Problem to work on: Say the number of lines containing the string "environment", and say nothing else.

Data entries:
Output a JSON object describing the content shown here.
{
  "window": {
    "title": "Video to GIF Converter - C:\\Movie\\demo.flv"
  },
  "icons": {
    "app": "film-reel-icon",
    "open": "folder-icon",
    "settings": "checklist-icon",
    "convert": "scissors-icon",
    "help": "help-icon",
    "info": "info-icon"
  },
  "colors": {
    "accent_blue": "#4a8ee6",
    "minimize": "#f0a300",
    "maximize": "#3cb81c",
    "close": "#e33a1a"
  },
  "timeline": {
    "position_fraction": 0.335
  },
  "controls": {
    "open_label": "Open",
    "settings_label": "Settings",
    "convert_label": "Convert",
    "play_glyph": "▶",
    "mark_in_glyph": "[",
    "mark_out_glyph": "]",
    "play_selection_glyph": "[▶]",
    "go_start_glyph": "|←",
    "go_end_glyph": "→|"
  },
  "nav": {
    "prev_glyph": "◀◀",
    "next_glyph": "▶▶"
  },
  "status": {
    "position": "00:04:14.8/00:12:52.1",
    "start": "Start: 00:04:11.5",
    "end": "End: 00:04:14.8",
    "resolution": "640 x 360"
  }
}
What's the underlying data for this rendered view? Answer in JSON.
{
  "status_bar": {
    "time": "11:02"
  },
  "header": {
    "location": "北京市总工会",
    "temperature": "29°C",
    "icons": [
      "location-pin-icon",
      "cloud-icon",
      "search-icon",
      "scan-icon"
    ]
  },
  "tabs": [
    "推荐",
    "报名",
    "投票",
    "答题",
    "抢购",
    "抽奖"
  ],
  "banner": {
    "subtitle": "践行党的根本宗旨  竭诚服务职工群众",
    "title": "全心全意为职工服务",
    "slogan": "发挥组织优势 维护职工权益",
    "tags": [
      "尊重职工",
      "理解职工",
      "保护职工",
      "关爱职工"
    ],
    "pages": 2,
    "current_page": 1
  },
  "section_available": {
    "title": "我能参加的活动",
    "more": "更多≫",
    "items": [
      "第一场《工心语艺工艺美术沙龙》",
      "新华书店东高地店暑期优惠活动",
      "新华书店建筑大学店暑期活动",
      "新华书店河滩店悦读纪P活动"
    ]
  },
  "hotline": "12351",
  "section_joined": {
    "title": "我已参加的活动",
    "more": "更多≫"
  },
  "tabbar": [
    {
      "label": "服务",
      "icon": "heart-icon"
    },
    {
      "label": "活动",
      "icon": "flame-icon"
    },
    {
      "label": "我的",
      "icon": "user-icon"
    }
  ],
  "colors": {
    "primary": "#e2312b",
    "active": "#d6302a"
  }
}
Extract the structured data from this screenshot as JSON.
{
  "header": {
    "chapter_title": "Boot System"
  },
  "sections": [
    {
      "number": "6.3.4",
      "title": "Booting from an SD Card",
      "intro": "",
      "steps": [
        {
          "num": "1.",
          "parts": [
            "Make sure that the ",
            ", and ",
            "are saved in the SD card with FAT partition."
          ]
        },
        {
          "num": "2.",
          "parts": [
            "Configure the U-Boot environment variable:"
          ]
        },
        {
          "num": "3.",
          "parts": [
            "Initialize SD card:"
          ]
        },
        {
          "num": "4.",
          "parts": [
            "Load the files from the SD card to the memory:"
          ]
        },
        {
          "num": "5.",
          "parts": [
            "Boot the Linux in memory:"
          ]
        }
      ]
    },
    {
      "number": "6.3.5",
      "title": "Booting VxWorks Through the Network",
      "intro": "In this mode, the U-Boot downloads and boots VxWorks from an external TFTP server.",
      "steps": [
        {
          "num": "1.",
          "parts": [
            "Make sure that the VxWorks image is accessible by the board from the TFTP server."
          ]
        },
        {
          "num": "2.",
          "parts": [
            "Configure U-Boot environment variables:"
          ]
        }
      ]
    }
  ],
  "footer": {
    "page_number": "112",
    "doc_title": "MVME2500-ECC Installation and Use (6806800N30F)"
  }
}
---
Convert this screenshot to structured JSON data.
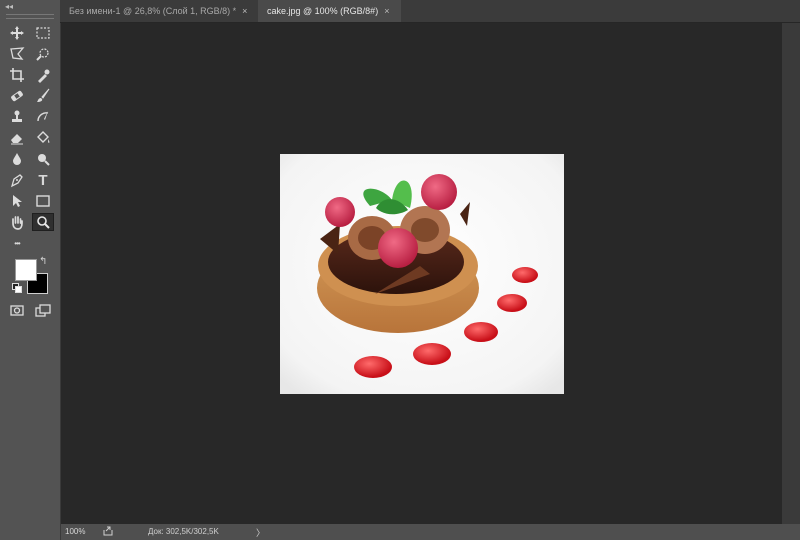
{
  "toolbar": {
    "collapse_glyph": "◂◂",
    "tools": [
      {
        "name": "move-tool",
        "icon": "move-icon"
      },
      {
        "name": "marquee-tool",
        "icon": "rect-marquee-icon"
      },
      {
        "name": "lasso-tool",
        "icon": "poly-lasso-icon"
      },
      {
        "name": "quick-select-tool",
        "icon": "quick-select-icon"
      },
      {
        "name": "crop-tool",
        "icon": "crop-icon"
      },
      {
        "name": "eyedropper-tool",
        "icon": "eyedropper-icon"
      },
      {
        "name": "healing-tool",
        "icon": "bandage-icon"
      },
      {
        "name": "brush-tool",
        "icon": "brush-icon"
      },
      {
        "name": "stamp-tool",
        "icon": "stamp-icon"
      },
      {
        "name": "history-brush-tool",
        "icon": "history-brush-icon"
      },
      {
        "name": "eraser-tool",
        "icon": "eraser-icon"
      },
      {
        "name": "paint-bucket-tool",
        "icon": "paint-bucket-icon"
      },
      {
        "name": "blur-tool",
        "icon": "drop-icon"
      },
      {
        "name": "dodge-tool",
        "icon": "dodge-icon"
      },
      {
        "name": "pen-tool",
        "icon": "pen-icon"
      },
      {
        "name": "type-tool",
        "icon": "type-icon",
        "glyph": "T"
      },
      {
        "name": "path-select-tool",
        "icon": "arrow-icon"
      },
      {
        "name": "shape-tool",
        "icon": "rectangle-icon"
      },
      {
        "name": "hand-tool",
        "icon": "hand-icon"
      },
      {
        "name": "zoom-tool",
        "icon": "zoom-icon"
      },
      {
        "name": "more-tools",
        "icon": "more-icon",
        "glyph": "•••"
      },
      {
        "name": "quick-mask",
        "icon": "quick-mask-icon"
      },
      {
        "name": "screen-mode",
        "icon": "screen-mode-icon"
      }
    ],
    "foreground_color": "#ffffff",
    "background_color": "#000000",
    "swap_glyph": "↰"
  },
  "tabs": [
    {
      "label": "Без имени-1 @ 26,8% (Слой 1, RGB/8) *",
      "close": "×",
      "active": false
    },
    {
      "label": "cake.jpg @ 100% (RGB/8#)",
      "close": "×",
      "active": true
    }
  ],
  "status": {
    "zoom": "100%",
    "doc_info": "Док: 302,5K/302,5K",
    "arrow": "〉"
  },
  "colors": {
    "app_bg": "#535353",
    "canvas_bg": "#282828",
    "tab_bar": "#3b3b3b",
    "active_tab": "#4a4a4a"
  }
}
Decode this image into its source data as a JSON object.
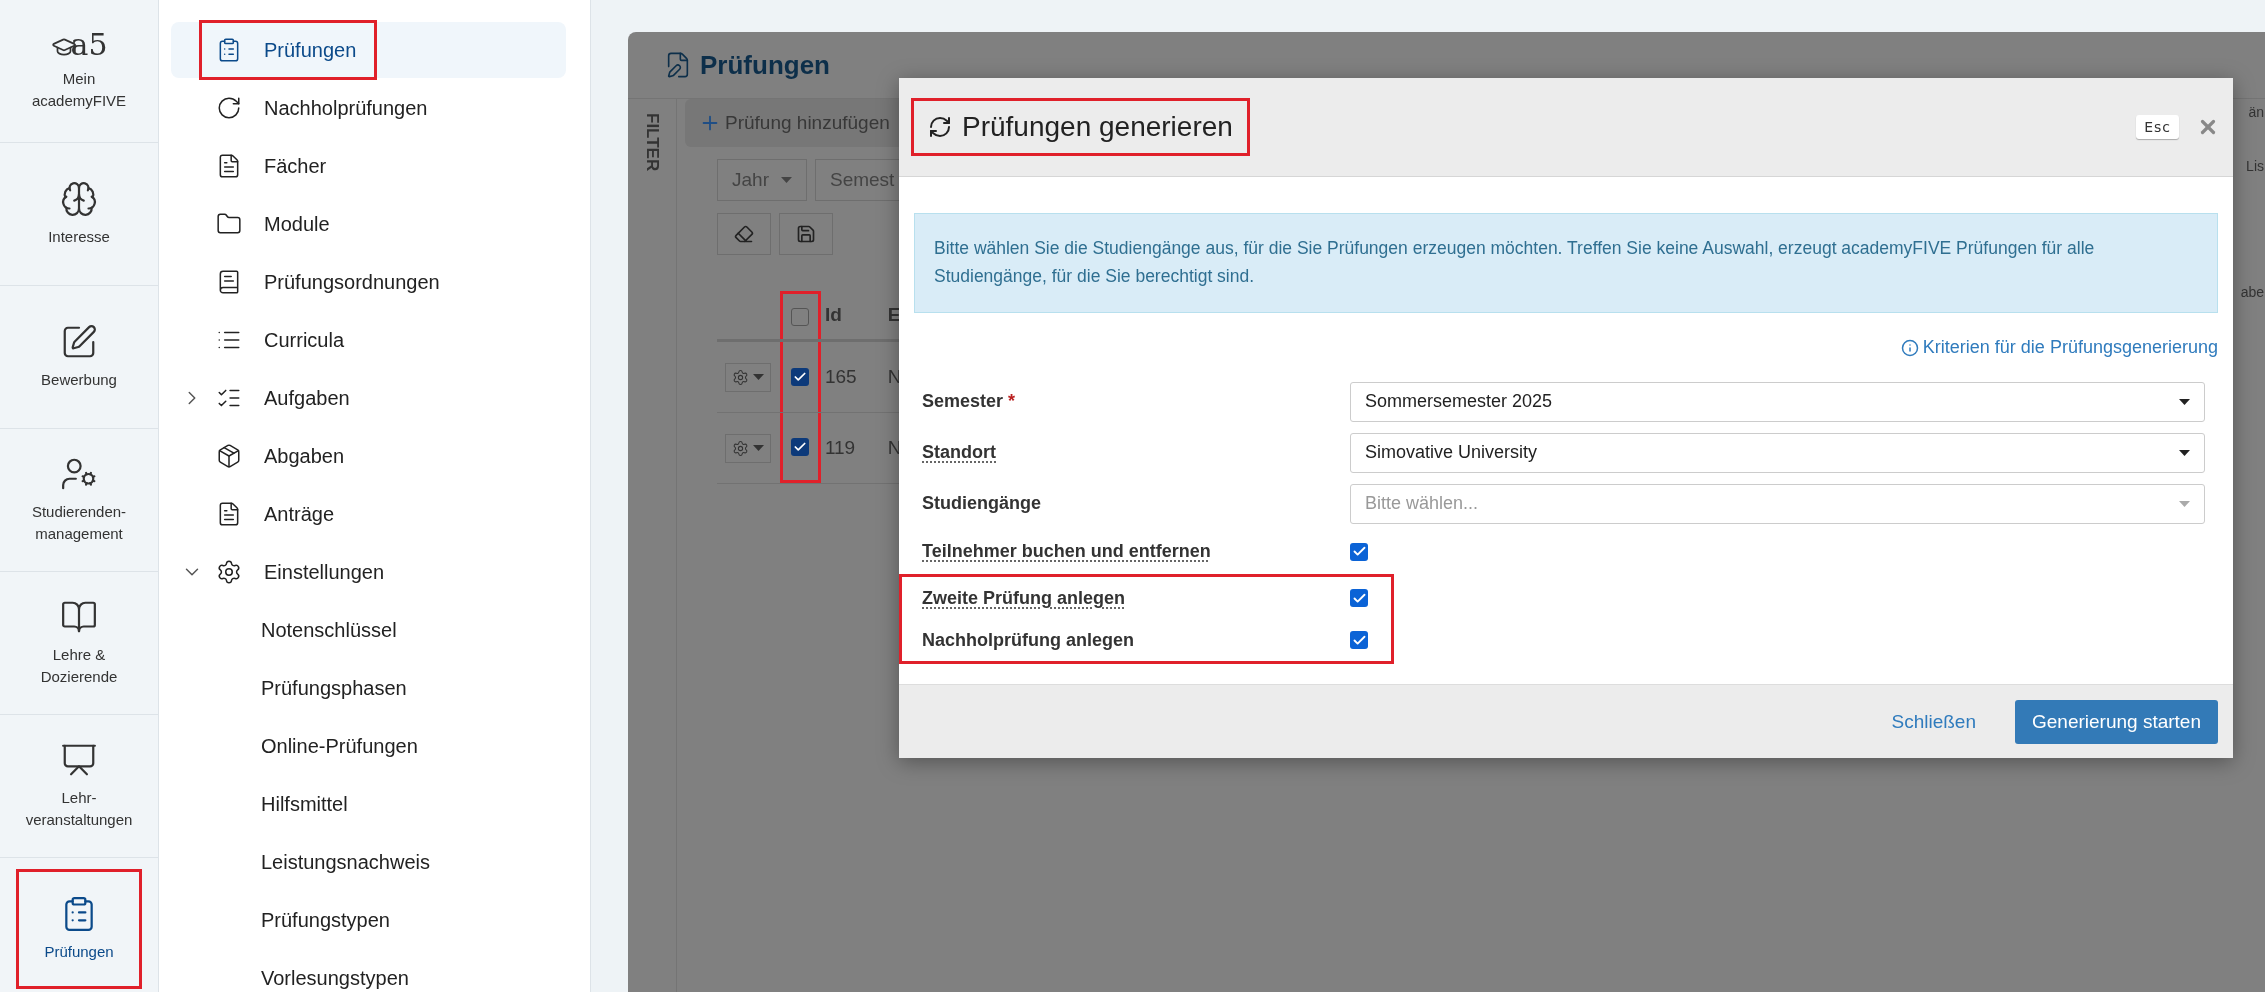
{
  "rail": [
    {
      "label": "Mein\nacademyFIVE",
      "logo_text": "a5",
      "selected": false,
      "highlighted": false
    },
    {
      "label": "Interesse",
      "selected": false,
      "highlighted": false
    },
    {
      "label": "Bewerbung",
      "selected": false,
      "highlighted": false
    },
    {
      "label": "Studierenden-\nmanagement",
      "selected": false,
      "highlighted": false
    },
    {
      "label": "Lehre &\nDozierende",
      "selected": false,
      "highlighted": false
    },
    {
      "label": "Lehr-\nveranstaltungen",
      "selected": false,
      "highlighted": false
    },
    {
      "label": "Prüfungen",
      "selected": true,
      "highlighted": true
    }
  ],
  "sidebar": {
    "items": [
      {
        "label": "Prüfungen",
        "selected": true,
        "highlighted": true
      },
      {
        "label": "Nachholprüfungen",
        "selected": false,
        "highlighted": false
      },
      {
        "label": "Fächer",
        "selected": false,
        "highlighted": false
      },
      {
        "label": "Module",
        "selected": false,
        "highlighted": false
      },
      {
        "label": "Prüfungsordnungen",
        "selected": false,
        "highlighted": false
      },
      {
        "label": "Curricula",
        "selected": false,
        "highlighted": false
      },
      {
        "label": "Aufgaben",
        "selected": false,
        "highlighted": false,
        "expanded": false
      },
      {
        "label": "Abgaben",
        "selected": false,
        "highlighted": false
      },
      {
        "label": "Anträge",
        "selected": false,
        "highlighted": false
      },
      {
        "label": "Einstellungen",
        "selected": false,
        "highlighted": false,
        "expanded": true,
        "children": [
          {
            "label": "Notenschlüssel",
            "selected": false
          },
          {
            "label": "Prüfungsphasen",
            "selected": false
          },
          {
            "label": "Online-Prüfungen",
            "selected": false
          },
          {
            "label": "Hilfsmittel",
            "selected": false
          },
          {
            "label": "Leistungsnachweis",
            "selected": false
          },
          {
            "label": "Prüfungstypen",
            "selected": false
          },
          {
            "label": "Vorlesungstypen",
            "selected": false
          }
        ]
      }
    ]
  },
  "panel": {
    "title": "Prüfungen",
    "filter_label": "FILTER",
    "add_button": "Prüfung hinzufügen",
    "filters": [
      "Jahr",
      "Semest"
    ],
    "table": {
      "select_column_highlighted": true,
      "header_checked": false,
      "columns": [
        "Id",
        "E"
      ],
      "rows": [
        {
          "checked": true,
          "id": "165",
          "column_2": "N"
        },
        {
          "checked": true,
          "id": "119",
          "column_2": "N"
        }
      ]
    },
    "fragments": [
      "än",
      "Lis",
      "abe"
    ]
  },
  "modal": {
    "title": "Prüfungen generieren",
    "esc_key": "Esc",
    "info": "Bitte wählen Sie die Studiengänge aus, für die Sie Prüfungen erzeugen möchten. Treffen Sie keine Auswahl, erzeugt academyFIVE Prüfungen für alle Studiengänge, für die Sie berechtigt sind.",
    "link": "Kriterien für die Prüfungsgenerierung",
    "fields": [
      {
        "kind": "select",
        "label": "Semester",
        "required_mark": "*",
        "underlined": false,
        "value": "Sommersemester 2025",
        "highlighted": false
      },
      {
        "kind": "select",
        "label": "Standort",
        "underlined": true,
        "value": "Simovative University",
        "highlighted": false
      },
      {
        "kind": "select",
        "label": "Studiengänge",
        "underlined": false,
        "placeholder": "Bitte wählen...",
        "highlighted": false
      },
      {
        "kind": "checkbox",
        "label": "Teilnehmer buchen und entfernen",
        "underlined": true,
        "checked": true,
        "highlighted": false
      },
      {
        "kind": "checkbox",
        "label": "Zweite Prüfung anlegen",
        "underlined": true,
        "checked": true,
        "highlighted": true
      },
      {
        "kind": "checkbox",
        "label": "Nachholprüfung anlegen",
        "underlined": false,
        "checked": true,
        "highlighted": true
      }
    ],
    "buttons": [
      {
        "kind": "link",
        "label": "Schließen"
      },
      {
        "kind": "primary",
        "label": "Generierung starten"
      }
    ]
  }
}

Solution to this exercise: 2